Copy each line in which the string "name" occurs.

● ● ● ● ● ● ●

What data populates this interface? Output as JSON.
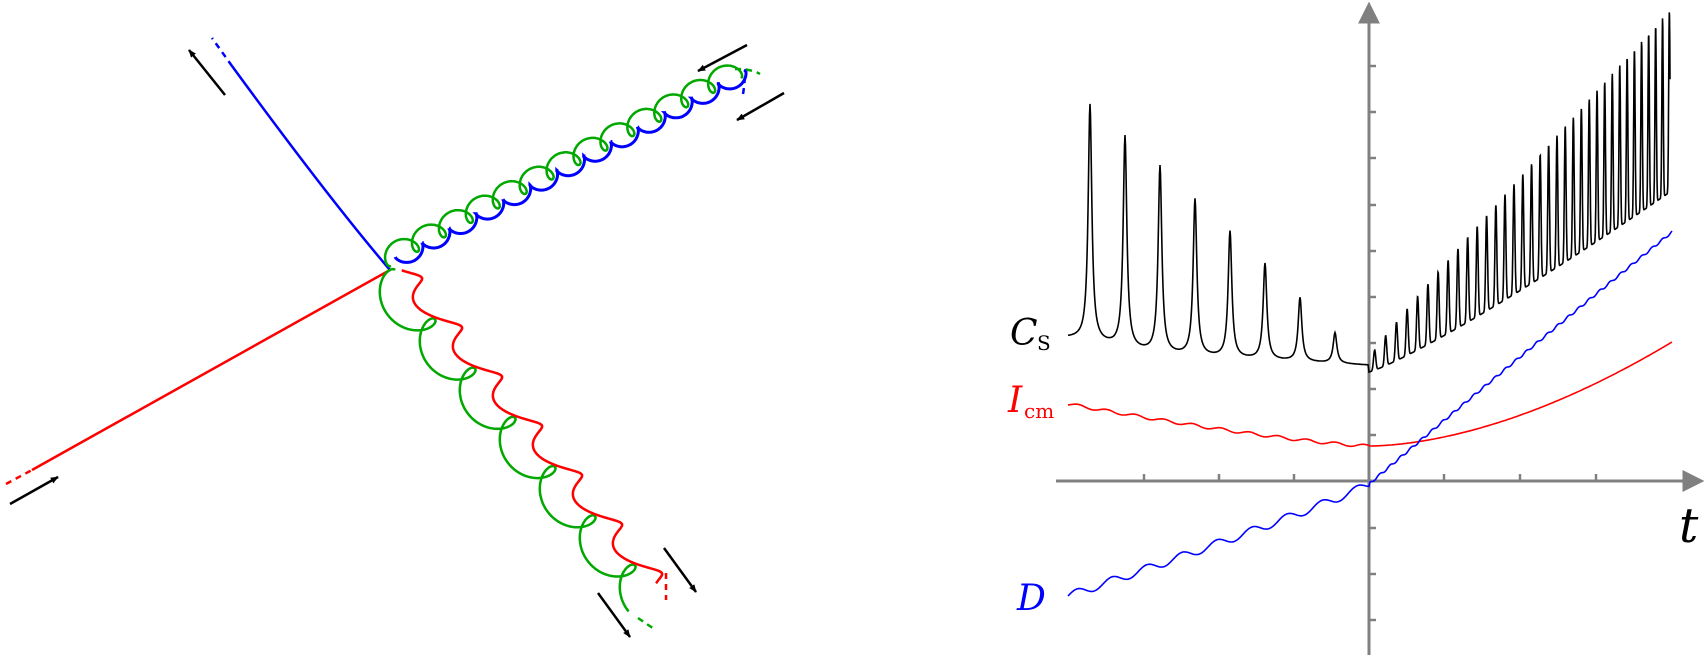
{
  "colors": {
    "red": "#ff0000",
    "green": "#00a800",
    "blue": "#0000ff",
    "black": "#000000",
    "axis": "#808080"
  },
  "left_panel": {
    "incoming_particles": [
      "red",
      "green",
      "blue"
    ],
    "outgoing_particles": [
      "blue",
      "red",
      "green"
    ]
  },
  "right_panel": {
    "axis_label": "t",
    "curves": [
      {
        "key": "Cs",
        "symbol": "C",
        "subscript": "S",
        "color": "#000000"
      },
      {
        "key": "Icm",
        "symbol": "I",
        "subscript": "cm",
        "color": "#ff0000"
      },
      {
        "key": "D",
        "symbol": "D",
        "subscript": "",
        "color": "#0000ff"
      }
    ]
  }
}
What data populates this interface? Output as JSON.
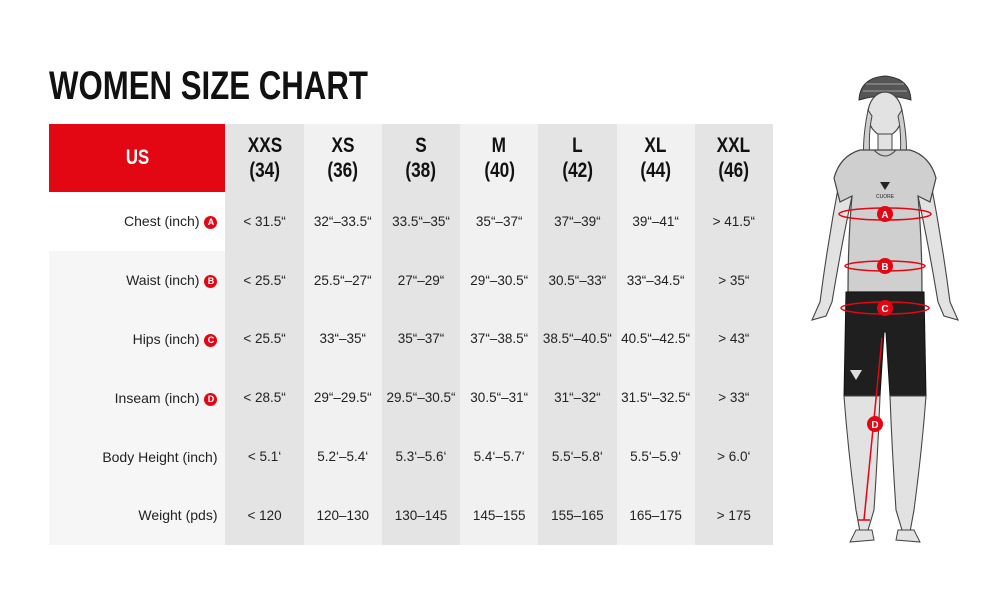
{
  "title": "WOMEN SIZE CHART",
  "colors": {
    "accent": "#e30613",
    "col_dark": "#e4e4e4",
    "col_light": "#f1f1f1"
  },
  "header": {
    "region": "US",
    "sizes": [
      {
        "name": "XXS",
        "eu": "(34)"
      },
      {
        "name": "XS",
        "eu": "(36)"
      },
      {
        "name": "S",
        "eu": "(38)"
      },
      {
        "name": "M",
        "eu": "(40)"
      },
      {
        "name": "L",
        "eu": "(42)"
      },
      {
        "name": "XL",
        "eu": "(44)"
      },
      {
        "name": "XXL",
        "eu": "(46)"
      }
    ]
  },
  "rows": [
    {
      "label": "Chest (inch)",
      "badge": "A",
      "values": [
        "< 31.5“",
        "32“–33.5“",
        "33.5“–35“",
        "35“–37“",
        "37“–39“",
        "39“–41“",
        "> 41.5“"
      ]
    },
    {
      "label": "Waist (inch)",
      "badge": "B",
      "values": [
        "< 25.5“",
        "25.5“–27“",
        "27“–29“",
        "29“–30.5“",
        "30.5“–33“",
        "33“–34.5“",
        "> 35“"
      ]
    },
    {
      "label": "Hips (inch)",
      "badge": "C",
      "values": [
        "< 25.5“",
        "33“–35“",
        "35“–37“",
        "37“–38.5“",
        "38.5“–40.5“",
        "40.5“–42.5“",
        "> 43“"
      ]
    },
    {
      "label": "Inseam (inch)",
      "badge": "D",
      "values": [
        "< 28.5“",
        "29“–29.5“",
        "29.5“–30.5“",
        "30.5“–31“",
        "31“–32“",
        "31.5“–32.5“",
        "> 33“"
      ]
    },
    {
      "label": "Body Height (inch)",
      "badge": "",
      "values": [
        "< 5.1‘",
        "5.2‘–5.4‘",
        "5.3‘–5.6‘",
        "5.4‘–5.7‘",
        "5.5‘–5.8‘",
        "5.5‘–5.9‘",
        "> 6.0‘"
      ]
    },
    {
      "label": "Weight (pds)",
      "badge": "",
      "values": [
        "< 120",
        "120–130",
        "130–145",
        "145–155",
        "155–165",
        "165–175",
        "> 175"
      ]
    }
  ],
  "figure": {
    "brand": "CUORE",
    "markers": [
      "A",
      "B",
      "C",
      "D"
    ],
    "icons": [
      "helmet-icon",
      "brand-logo-icon"
    ]
  }
}
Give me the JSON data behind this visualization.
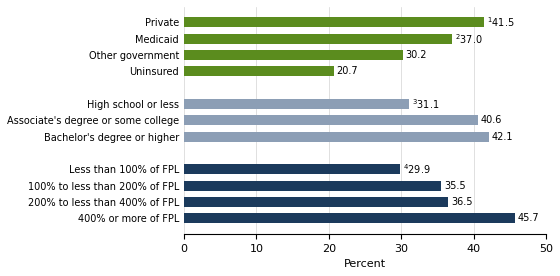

● ● ● ● ● ● ●

Answer below —
        "name": "XXS",
        "name": "XS",
        "name": "S",
        "name": "M",
        "name": "L",
        "name": "XL",
        "name": "XXL",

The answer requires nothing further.